----- Dataset entries -----
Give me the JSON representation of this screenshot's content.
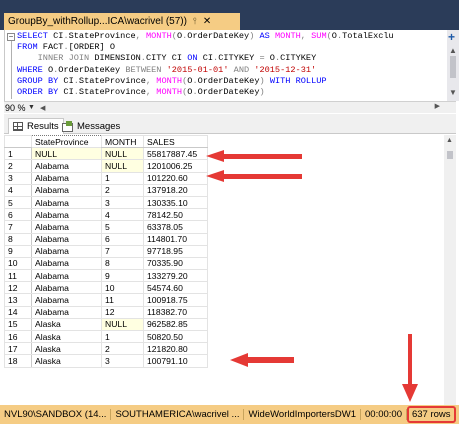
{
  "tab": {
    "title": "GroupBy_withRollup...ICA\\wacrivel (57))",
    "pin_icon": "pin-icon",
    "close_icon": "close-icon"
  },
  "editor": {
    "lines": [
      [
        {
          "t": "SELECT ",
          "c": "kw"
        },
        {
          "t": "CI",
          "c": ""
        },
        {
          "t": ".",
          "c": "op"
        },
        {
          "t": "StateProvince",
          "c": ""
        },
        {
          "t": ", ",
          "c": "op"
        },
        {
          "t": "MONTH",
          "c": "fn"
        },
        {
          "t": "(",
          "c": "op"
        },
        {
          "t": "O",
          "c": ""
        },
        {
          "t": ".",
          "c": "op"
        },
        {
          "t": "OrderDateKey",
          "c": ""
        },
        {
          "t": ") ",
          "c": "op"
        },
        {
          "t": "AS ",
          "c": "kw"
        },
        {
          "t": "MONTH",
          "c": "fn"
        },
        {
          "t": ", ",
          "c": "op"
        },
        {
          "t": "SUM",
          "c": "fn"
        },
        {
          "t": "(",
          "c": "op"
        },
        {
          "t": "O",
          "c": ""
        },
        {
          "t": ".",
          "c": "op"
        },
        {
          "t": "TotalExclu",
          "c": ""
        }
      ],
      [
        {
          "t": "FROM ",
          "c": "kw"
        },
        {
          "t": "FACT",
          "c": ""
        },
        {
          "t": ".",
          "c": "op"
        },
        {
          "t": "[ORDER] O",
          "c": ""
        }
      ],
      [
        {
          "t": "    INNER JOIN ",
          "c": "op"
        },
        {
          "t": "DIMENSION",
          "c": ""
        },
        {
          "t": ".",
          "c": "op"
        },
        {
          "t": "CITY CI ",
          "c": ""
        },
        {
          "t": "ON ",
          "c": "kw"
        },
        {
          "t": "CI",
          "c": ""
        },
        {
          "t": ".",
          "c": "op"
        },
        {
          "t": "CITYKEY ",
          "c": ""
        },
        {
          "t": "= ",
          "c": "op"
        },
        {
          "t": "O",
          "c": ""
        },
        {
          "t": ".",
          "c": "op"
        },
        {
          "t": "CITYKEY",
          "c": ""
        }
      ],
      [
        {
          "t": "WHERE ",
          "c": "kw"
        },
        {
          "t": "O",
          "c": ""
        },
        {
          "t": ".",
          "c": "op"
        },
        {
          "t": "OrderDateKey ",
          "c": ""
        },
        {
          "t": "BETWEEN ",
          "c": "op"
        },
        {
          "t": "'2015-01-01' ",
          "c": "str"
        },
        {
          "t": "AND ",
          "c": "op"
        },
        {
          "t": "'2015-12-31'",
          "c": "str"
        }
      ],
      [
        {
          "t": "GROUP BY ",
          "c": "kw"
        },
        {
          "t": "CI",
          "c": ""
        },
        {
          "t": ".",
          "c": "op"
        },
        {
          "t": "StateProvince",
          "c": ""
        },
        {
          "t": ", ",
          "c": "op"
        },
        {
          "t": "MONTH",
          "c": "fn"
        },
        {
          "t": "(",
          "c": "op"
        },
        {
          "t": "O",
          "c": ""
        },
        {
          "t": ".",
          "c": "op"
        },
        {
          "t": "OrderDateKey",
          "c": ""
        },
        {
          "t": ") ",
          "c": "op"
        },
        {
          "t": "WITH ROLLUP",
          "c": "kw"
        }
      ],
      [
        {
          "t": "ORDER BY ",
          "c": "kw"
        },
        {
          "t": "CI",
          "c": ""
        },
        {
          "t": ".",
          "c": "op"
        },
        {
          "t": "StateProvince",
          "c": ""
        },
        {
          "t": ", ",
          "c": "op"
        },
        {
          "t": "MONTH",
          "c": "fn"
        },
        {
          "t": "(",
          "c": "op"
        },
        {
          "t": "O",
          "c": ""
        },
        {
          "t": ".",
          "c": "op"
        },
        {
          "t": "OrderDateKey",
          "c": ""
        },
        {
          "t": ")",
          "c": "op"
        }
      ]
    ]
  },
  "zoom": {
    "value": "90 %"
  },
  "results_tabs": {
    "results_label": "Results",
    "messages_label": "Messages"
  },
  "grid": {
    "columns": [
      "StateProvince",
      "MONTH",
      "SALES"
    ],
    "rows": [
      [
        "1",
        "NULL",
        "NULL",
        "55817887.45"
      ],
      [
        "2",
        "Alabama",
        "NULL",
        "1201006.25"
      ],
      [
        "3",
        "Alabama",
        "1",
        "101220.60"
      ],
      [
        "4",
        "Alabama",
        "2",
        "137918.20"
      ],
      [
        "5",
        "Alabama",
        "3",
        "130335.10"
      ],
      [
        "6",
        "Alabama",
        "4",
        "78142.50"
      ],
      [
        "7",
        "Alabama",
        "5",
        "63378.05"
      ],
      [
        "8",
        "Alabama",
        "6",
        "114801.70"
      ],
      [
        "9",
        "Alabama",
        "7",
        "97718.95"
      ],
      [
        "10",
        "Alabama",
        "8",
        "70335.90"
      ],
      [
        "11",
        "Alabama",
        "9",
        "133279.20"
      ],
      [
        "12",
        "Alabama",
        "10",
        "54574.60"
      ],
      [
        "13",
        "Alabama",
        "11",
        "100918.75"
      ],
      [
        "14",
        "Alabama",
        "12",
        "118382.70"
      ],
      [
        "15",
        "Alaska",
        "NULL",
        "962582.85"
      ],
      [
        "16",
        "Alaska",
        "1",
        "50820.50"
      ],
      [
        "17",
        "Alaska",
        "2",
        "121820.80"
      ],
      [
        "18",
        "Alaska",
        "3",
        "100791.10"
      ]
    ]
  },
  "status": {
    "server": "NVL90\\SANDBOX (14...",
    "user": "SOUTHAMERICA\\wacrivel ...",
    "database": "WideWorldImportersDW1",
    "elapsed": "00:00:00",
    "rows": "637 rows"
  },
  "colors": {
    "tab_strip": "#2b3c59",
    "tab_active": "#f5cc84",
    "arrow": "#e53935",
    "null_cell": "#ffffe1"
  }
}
-----
[Written task] Reproduce the full listing above verbatim, with no pictures included.

[The output]
Give me the JSON representation of this screenshot's content.
{
  "tab": {
    "title": "GroupBy_withRollup...ICA\\wacrivel (57))",
    "pin_icon": "pin-icon",
    "close_icon": "close-icon"
  },
  "editor": {
    "lines": [
      [
        {
          "t": "SELECT ",
          "c": "kw"
        },
        {
          "t": "CI",
          "c": ""
        },
        {
          "t": ".",
          "c": "op"
        },
        {
          "t": "StateProvince",
          "c": ""
        },
        {
          "t": ", ",
          "c": "op"
        },
        {
          "t": "MONTH",
          "c": "fn"
        },
        {
          "t": "(",
          "c": "op"
        },
        {
          "t": "O",
          "c": ""
        },
        {
          "t": ".",
          "c": "op"
        },
        {
          "t": "OrderDateKey",
          "c": ""
        },
        {
          "t": ") ",
          "c": "op"
        },
        {
          "t": "AS ",
          "c": "kw"
        },
        {
          "t": "MONTH",
          "c": "fn"
        },
        {
          "t": ", ",
          "c": "op"
        },
        {
          "t": "SUM",
          "c": "fn"
        },
        {
          "t": "(",
          "c": "op"
        },
        {
          "t": "O",
          "c": ""
        },
        {
          "t": ".",
          "c": "op"
        },
        {
          "t": "TotalExclu",
          "c": ""
        }
      ],
      [
        {
          "t": "FROM ",
          "c": "kw"
        },
        {
          "t": "FACT",
          "c": ""
        },
        {
          "t": ".",
          "c": "op"
        },
        {
          "t": "[ORDER] O",
          "c": ""
        }
      ],
      [
        {
          "t": "    INNER JOIN ",
          "c": "op"
        },
        {
          "t": "DIMENSION",
          "c": ""
        },
        {
          "t": ".",
          "c": "op"
        },
        {
          "t": "CITY CI ",
          "c": ""
        },
        {
          "t": "ON ",
          "c": "kw"
        },
        {
          "t": "CI",
          "c": ""
        },
        {
          "t": ".",
          "c": "op"
        },
        {
          "t": "CITYKEY ",
          "c": ""
        },
        {
          "t": "= ",
          "c": "op"
        },
        {
          "t": "O",
          "c": ""
        },
        {
          "t": ".",
          "c": "op"
        },
        {
          "t": "CITYKEY",
          "c": ""
        }
      ],
      [
        {
          "t": "WHERE ",
          "c": "kw"
        },
        {
          "t": "O",
          "c": ""
        },
        {
          "t": ".",
          "c": "op"
        },
        {
          "t": "OrderDateKey ",
          "c": ""
        },
        {
          "t": "BETWEEN ",
          "c": "op"
        },
        {
          "t": "'2015-01-01' ",
          "c": "str"
        },
        {
          "t": "AND ",
          "c": "op"
        },
        {
          "t": "'2015-12-31'",
          "c": "str"
        }
      ],
      [
        {
          "t": "GROUP BY ",
          "c": "kw"
        },
        {
          "t": "CI",
          "c": ""
        },
        {
          "t": ".",
          "c": "op"
        },
        {
          "t": "StateProvince",
          "c": ""
        },
        {
          "t": ", ",
          "c": "op"
        },
        {
          "t": "MONTH",
          "c": "fn"
        },
        {
          "t": "(",
          "c": "op"
        },
        {
          "t": "O",
          "c": ""
        },
        {
          "t": ".",
          "c": "op"
        },
        {
          "t": "OrderDateKey",
          "c": ""
        },
        {
          "t": ") ",
          "c": "op"
        },
        {
          "t": "WITH ROLLUP",
          "c": "kw"
        }
      ],
      [
        {
          "t": "ORDER BY ",
          "c": "kw"
        },
        {
          "t": "CI",
          "c": ""
        },
        {
          "t": ".",
          "c": "op"
        },
        {
          "t": "StateProvince",
          "c": ""
        },
        {
          "t": ", ",
          "c": "op"
        },
        {
          "t": "MONTH",
          "c": "fn"
        },
        {
          "t": "(",
          "c": "op"
        },
        {
          "t": "O",
          "c": ""
        },
        {
          "t": ".",
          "c": "op"
        },
        {
          "t": "OrderDateKey",
          "c": ""
        },
        {
          "t": ")",
          "c": "op"
        }
      ]
    ]
  },
  "zoom": {
    "value": "90 %"
  },
  "results_tabs": {
    "results_label": "Results",
    "messages_label": "Messages"
  },
  "grid": {
    "columns": [
      "StateProvince",
      "MONTH",
      "SALES"
    ],
    "rows": [
      [
        "1",
        "NULL",
        "NULL",
        "55817887.45"
      ],
      [
        "2",
        "Alabama",
        "NULL",
        "1201006.25"
      ],
      [
        "3",
        "Alabama",
        "1",
        "101220.60"
      ],
      [
        "4",
        "Alabama",
        "2",
        "137918.20"
      ],
      [
        "5",
        "Alabama",
        "3",
        "130335.10"
      ],
      [
        "6",
        "Alabama",
        "4",
        "78142.50"
      ],
      [
        "7",
        "Alabama",
        "5",
        "63378.05"
      ],
      [
        "8",
        "Alabama",
        "6",
        "114801.70"
      ],
      [
        "9",
        "Alabama",
        "7",
        "97718.95"
      ],
      [
        "10",
        "Alabama",
        "8",
        "70335.90"
      ],
      [
        "11",
        "Alabama",
        "9",
        "133279.20"
      ],
      [
        "12",
        "Alabama",
        "10",
        "54574.60"
      ],
      [
        "13",
        "Alabama",
        "11",
        "100918.75"
      ],
      [
        "14",
        "Alabama",
        "12",
        "118382.70"
      ],
      [
        "15",
        "Alaska",
        "NULL",
        "962582.85"
      ],
      [
        "16",
        "Alaska",
        "1",
        "50820.50"
      ],
      [
        "17",
        "Alaska",
        "2",
        "121820.80"
      ],
      [
        "18",
        "Alaska",
        "3",
        "100791.10"
      ]
    ]
  },
  "status": {
    "server": "NVL90\\SANDBOX (14...",
    "user": "SOUTHAMERICA\\wacrivel ...",
    "database": "WideWorldImportersDW1",
    "elapsed": "00:00:00",
    "rows": "637 rows"
  },
  "colors": {
    "tab_strip": "#2b3c59",
    "tab_active": "#f5cc84",
    "arrow": "#e53935",
    "null_cell": "#ffffe1"
  }
}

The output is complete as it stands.